TASK PROMPT: Copy each line of the material below that includes the string "zilnice".

MATERIAL PROVIDED:

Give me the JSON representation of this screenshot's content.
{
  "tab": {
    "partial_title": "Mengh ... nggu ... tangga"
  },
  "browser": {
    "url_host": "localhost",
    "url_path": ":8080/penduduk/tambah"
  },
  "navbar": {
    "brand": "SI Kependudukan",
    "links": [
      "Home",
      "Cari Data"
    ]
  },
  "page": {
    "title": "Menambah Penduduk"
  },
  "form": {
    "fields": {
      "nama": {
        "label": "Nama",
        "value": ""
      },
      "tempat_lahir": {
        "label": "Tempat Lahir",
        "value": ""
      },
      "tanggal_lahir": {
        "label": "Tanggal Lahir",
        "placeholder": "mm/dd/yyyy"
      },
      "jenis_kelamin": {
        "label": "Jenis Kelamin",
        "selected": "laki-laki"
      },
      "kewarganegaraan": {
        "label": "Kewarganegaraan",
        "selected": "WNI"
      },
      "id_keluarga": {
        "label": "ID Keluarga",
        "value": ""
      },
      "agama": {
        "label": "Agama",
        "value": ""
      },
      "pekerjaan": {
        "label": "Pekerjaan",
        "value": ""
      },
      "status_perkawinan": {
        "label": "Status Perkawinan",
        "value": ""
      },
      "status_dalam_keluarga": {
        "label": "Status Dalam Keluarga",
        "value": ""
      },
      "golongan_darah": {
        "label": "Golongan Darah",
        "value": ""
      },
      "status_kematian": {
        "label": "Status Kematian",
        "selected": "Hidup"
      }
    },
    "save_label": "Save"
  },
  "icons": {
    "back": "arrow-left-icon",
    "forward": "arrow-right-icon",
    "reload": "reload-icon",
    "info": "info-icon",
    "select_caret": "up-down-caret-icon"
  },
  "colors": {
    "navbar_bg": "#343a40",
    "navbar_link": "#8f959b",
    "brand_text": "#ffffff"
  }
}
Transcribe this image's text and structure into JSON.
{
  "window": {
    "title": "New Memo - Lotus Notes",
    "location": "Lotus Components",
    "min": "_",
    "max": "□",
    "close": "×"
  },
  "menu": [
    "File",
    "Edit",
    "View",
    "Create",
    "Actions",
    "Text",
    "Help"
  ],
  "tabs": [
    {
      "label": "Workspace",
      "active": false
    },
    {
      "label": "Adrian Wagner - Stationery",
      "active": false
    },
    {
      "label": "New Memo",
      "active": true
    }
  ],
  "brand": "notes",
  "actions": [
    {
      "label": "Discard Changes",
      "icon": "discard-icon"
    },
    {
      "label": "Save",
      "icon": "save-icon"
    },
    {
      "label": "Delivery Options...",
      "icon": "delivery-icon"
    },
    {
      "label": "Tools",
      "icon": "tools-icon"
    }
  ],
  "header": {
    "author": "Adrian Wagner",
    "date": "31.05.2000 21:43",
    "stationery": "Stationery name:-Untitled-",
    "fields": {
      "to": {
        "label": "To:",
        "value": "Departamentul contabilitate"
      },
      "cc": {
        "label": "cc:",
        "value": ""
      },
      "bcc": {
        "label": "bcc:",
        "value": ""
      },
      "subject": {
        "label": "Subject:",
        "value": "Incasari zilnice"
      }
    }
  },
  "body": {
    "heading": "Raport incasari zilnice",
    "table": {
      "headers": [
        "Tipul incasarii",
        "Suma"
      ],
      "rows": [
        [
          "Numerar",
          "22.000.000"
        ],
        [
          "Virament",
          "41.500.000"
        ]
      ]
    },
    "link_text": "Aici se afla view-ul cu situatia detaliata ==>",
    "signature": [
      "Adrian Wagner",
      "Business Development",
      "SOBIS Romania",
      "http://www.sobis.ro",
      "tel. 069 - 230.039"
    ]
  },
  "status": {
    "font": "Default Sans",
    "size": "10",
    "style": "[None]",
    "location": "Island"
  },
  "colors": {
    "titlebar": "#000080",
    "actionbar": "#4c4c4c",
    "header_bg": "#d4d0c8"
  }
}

FINAL RESULT:
        "value": "Incasari zilnice"
    "heading": "Raport incasari zilnice",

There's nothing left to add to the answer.